Stored records

§ §

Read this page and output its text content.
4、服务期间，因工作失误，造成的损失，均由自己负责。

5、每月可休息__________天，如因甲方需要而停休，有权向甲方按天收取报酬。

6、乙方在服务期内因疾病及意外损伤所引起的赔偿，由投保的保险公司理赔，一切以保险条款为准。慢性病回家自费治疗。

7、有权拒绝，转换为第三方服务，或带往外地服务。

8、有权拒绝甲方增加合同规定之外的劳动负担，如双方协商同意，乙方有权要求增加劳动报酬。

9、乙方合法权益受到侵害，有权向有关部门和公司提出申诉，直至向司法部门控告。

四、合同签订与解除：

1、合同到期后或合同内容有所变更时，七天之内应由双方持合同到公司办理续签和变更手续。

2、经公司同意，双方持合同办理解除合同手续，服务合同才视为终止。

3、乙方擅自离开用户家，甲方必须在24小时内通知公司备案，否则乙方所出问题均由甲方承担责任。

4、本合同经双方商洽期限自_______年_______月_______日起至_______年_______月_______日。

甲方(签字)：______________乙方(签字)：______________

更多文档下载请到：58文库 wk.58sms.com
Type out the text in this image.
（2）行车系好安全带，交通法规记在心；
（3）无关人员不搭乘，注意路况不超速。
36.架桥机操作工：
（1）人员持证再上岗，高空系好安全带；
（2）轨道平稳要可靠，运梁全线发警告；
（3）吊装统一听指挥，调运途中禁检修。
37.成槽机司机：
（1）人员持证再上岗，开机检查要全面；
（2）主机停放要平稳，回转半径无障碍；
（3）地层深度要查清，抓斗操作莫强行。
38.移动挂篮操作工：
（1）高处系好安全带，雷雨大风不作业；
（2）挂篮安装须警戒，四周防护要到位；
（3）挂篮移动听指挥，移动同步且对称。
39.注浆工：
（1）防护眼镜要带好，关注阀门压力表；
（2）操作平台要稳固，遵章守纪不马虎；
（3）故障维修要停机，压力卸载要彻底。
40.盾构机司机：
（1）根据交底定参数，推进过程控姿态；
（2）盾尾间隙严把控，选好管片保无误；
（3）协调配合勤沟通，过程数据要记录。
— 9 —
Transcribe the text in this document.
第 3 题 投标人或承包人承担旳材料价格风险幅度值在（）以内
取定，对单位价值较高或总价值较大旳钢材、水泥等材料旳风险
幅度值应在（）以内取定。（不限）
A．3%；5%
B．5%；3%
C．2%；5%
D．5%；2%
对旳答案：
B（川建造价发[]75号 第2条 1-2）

§ §

WHAT YOU HAVE TO DO: Write down every line of the data above that includes the string "人员持证再上岗".

SOLUTION TO THE PROBLEM:
（1）人员持证再上岗，高空系好安全带；
（1）人员持证再上岗，开机检查要全面；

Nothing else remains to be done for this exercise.